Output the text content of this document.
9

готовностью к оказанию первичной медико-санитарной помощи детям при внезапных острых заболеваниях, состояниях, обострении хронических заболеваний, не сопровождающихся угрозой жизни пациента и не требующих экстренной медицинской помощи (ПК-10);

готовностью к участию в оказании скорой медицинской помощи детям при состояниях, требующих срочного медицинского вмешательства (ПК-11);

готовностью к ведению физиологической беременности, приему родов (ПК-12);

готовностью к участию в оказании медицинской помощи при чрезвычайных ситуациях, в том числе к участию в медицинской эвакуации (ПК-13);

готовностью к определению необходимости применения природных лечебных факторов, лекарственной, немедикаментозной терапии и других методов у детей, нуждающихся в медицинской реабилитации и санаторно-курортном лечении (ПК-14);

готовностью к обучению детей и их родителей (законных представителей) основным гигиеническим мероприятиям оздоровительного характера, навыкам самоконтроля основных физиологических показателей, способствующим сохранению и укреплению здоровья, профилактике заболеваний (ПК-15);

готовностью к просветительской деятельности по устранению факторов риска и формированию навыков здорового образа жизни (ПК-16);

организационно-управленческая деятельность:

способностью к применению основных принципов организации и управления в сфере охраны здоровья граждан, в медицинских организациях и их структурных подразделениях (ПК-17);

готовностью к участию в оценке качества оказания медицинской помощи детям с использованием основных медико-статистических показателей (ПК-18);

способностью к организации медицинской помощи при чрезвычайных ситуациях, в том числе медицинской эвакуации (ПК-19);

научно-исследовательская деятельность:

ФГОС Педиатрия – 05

==

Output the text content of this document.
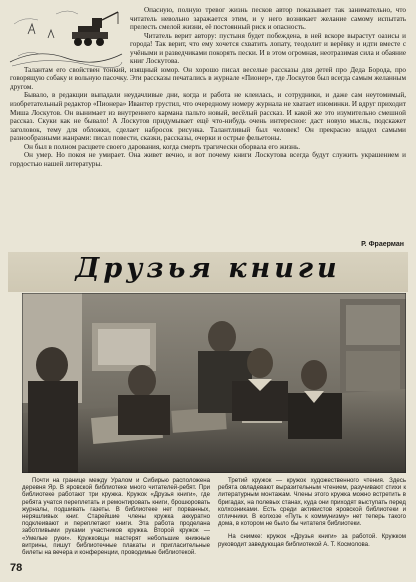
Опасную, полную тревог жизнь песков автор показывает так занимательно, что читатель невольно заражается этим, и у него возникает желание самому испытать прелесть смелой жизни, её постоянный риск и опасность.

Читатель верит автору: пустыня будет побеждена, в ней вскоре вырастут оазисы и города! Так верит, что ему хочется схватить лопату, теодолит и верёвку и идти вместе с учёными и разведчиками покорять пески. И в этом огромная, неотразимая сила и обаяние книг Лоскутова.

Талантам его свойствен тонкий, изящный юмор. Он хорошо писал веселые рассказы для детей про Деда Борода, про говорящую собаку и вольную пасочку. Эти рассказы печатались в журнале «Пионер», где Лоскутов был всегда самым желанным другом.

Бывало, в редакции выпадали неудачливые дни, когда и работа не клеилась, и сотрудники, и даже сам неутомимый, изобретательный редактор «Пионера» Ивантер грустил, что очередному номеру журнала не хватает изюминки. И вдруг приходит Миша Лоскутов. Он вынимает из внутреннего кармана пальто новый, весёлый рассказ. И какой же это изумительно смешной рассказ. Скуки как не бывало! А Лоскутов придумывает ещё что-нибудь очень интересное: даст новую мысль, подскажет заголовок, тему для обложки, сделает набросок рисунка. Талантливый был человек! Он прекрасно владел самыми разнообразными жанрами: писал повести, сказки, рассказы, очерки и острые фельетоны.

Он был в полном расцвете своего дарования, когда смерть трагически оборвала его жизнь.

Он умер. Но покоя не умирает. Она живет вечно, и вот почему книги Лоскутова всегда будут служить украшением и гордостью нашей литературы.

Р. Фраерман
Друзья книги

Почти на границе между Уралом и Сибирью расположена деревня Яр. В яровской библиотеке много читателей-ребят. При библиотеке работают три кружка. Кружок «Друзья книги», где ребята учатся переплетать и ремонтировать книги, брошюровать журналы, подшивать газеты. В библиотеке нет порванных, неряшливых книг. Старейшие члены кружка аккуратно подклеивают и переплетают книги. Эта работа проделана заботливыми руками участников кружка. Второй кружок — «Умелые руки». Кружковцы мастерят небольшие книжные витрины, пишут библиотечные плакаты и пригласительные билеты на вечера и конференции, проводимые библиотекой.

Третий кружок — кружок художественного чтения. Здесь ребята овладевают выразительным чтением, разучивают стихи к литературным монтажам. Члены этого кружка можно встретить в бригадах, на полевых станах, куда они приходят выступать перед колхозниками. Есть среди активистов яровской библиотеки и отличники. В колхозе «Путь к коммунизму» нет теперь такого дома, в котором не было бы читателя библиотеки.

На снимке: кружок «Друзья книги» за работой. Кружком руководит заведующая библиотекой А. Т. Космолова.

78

• [Task directions]: Copy out every line of the data that includes the word "ситуациях".

• [Solution for this exercise]:
готовностью к участию в оказании медицинской помощи при чрезвычайных ситуациях, в том числе к участию в медицинской эвакуации (ПК-13);
способностью к организации медицинской помощи при чрезвычайных ситуациях, в том числе медицинской эвакуации (ПК-19);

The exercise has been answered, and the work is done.